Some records
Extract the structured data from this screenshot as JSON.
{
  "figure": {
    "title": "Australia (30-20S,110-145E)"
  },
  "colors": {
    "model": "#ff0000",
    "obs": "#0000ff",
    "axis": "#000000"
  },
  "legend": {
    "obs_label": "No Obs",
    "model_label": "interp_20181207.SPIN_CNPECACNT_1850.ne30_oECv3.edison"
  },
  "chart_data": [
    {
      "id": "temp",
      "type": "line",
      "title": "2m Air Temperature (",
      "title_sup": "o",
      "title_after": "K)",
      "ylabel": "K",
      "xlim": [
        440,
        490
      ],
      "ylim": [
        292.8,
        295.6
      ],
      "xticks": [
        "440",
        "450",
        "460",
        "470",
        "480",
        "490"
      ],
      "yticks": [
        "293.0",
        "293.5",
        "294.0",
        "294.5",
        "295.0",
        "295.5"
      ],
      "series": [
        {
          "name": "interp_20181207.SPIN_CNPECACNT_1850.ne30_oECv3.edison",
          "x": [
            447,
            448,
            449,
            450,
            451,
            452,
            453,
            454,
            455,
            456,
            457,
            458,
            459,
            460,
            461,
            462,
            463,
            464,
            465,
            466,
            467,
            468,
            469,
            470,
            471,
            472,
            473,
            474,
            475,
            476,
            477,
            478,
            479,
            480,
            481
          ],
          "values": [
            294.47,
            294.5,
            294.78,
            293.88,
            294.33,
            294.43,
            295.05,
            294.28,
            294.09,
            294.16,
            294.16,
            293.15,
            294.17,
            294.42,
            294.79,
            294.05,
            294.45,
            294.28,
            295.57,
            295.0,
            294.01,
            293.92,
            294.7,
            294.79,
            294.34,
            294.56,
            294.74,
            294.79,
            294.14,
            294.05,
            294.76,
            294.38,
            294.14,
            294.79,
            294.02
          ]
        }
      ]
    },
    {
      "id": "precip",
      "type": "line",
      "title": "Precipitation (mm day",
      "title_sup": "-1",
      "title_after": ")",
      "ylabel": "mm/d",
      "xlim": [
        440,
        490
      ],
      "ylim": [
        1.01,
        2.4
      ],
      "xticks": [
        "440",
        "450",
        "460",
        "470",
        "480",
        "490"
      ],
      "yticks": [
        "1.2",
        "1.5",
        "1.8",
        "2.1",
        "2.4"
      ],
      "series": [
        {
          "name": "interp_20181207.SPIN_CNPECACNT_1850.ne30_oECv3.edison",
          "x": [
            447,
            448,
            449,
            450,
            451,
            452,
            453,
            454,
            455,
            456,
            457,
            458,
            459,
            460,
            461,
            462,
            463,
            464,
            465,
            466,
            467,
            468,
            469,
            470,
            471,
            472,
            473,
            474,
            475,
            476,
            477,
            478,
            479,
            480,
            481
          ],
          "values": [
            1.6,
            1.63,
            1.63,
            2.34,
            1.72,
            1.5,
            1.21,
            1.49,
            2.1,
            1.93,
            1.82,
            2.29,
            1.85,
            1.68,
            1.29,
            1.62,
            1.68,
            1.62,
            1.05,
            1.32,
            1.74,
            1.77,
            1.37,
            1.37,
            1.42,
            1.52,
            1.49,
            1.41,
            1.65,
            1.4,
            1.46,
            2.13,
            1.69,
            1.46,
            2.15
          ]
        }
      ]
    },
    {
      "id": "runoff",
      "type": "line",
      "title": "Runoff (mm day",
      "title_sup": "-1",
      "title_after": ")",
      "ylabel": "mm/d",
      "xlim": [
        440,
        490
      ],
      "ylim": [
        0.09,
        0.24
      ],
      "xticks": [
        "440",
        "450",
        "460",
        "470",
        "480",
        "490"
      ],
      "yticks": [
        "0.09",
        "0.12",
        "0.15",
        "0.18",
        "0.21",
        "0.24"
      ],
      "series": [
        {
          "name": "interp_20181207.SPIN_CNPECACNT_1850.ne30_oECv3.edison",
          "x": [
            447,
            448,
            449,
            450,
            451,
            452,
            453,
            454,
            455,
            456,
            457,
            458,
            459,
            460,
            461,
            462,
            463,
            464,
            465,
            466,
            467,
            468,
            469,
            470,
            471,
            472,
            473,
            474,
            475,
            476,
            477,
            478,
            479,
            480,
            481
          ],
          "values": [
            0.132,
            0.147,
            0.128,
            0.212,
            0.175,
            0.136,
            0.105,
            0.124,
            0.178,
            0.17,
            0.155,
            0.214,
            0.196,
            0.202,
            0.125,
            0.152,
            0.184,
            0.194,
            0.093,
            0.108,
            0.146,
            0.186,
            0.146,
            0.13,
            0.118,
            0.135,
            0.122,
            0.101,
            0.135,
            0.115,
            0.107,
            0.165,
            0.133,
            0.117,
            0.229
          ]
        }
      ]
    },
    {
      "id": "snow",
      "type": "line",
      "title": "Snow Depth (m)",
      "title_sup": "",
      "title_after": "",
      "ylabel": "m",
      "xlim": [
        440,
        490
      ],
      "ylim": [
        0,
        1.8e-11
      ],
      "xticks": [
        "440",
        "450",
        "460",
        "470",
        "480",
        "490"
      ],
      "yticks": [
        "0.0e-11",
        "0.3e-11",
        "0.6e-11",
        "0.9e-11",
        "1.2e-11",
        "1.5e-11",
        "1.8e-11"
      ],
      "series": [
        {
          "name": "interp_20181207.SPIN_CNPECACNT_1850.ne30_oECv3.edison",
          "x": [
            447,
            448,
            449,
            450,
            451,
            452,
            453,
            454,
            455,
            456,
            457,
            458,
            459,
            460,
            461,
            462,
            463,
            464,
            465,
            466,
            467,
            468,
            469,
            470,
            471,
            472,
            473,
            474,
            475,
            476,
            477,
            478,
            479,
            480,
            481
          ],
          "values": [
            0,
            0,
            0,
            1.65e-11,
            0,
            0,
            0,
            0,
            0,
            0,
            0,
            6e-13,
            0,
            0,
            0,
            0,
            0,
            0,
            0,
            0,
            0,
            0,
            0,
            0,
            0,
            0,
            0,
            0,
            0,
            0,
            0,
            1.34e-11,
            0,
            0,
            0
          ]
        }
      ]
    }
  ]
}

### To do
Transcribe the data. Leave every line exactly as it is.

### The completed task
Extract the structured data from this screenshot as JSON.
{
  "figure": {
    "title": "Australia (30-20S,110-145E)"
  },
  "colors": {
    "model": "#ff0000",
    "obs": "#0000ff",
    "axis": "#000000"
  },
  "legend": {
    "obs_label": "No Obs",
    "model_label": "interp_20181207.SPIN_CNPECACNT_1850.ne30_oECv3.edison"
  },
  "chart_data": [
    {
      "id": "temp",
      "type": "line",
      "title": "2m Air Temperature (",
      "title_sup": "o",
      "title_after": "K)",
      "ylabel": "K",
      "xlim": [
        440,
        490
      ],
      "ylim": [
        292.8,
        295.6
      ],
      "xticks": [
        "440",
        "450",
        "460",
        "470",
        "480",
        "490"
      ],
      "yticks": [
        "293.0",
        "293.5",
        "294.0",
        "294.5",
        "295.0",
        "295.5"
      ],
      "series": [
        {
          "name": "interp_20181207.SPIN_CNPECACNT_1850.ne30_oECv3.edison",
          "x": [
            447,
            448,
            449,
            450,
            451,
            452,
            453,
            454,
            455,
            456,
            457,
            458,
            459,
            460,
            461,
            462,
            463,
            464,
            465,
            466,
            467,
            468,
            469,
            470,
            471,
            472,
            473,
            474,
            475,
            476,
            477,
            478,
            479,
            480,
            481
          ],
          "values": [
            294.47,
            294.5,
            294.78,
            293.88,
            294.33,
            294.43,
            295.05,
            294.28,
            294.09,
            294.16,
            294.16,
            293.15,
            294.17,
            294.42,
            294.79,
            294.05,
            294.45,
            294.28,
            295.57,
            295.0,
            294.01,
            293.92,
            294.7,
            294.79,
            294.34,
            294.56,
            294.74,
            294.79,
            294.14,
            294.05,
            294.76,
            294.38,
            294.14,
            294.79,
            294.02
          ]
        }
      ]
    },
    {
      "id": "precip",
      "type": "line",
      "title": "Precipitation (mm day",
      "title_sup": "-1",
      "title_after": ")",
      "ylabel": "mm/d",
      "xlim": [
        440,
        490
      ],
      "ylim": [
        1.01,
        2.4
      ],
      "xticks": [
        "440",
        "450",
        "460",
        "470",
        "480",
        "490"
      ],
      "yticks": [
        "1.2",
        "1.5",
        "1.8",
        "2.1",
        "2.4"
      ],
      "series": [
        {
          "name": "interp_20181207.SPIN_CNPECACNT_1850.ne30_oECv3.edison",
          "x": [
            447,
            448,
            449,
            450,
            451,
            452,
            453,
            454,
            455,
            456,
            457,
            458,
            459,
            460,
            461,
            462,
            463,
            464,
            465,
            466,
            467,
            468,
            469,
            470,
            471,
            472,
            473,
            474,
            475,
            476,
            477,
            478,
            479,
            480,
            481
          ],
          "values": [
            1.6,
            1.63,
            1.63,
            2.34,
            1.72,
            1.5,
            1.21,
            1.49,
            2.1,
            1.93,
            1.82,
            2.29,
            1.85,
            1.68,
            1.29,
            1.62,
            1.68,
            1.62,
            1.05,
            1.32,
            1.74,
            1.77,
            1.37,
            1.37,
            1.42,
            1.52,
            1.49,
            1.41,
            1.65,
            1.4,
            1.46,
            2.13,
            1.69,
            1.46,
            2.15
          ]
        }
      ]
    },
    {
      "id": "runoff",
      "type": "line",
      "title": "Runoff (mm day",
      "title_sup": "-1",
      "title_after": ")",
      "ylabel": "mm/d",
      "xlim": [
        440,
        490
      ],
      "ylim": [
        0.09,
        0.24
      ],
      "xticks": [
        "440",
        "450",
        "460",
        "470",
        "480",
        "490"
      ],
      "yticks": [
        "0.09",
        "0.12",
        "0.15",
        "0.18",
        "0.21",
        "0.24"
      ],
      "series": [
        {
          "name": "interp_20181207.SPIN_CNPECACNT_1850.ne30_oECv3.edison",
          "x": [
            447,
            448,
            449,
            450,
            451,
            452,
            453,
            454,
            455,
            456,
            457,
            458,
            459,
            460,
            461,
            462,
            463,
            464,
            465,
            466,
            467,
            468,
            469,
            470,
            471,
            472,
            473,
            474,
            475,
            476,
            477,
            478,
            479,
            480,
            481
          ],
          "values": [
            0.132,
            0.147,
            0.128,
            0.212,
            0.175,
            0.136,
            0.105,
            0.124,
            0.178,
            0.17,
            0.155,
            0.214,
            0.196,
            0.202,
            0.125,
            0.152,
            0.184,
            0.194,
            0.093,
            0.108,
            0.146,
            0.186,
            0.146,
            0.13,
            0.118,
            0.135,
            0.122,
            0.101,
            0.135,
            0.115,
            0.107,
            0.165,
            0.133,
            0.117,
            0.229
          ]
        }
      ]
    },
    {
      "id": "snow",
      "type": "line",
      "title": "Snow Depth (m)",
      "title_sup": "",
      "title_after": "",
      "ylabel": "m",
      "xlim": [
        440,
        490
      ],
      "ylim": [
        0,
        1.8e-11
      ],
      "xticks": [
        "440",
        "450",
        "460",
        "470",
        "480",
        "490"
      ],
      "yticks": [
        "0.0e-11",
        "0.3e-11",
        "0.6e-11",
        "0.9e-11",
        "1.2e-11",
        "1.5e-11",
        "1.8e-11"
      ],
      "series": [
        {
          "name": "interp_20181207.SPIN_CNPECACNT_1850.ne30_oECv3.edison",
          "x": [
            447,
            448,
            449,
            450,
            451,
            452,
            453,
            454,
            455,
            456,
            457,
            458,
            459,
            460,
            461,
            462,
            463,
            464,
            465,
            466,
            467,
            468,
            469,
            470,
            471,
            472,
            473,
            474,
            475,
            476,
            477,
            478,
            479,
            480,
            481
          ],
          "values": [
            0,
            0,
            0,
            1.65e-11,
            0,
            0,
            0,
            0,
            0,
            0,
            0,
            6e-13,
            0,
            0,
            0,
            0,
            0,
            0,
            0,
            0,
            0,
            0,
            0,
            0,
            0,
            0,
            0,
            0,
            0,
            0,
            0,
            1.34e-11,
            0,
            0,
            0
          ]
        }
      ]
    }
  ]
}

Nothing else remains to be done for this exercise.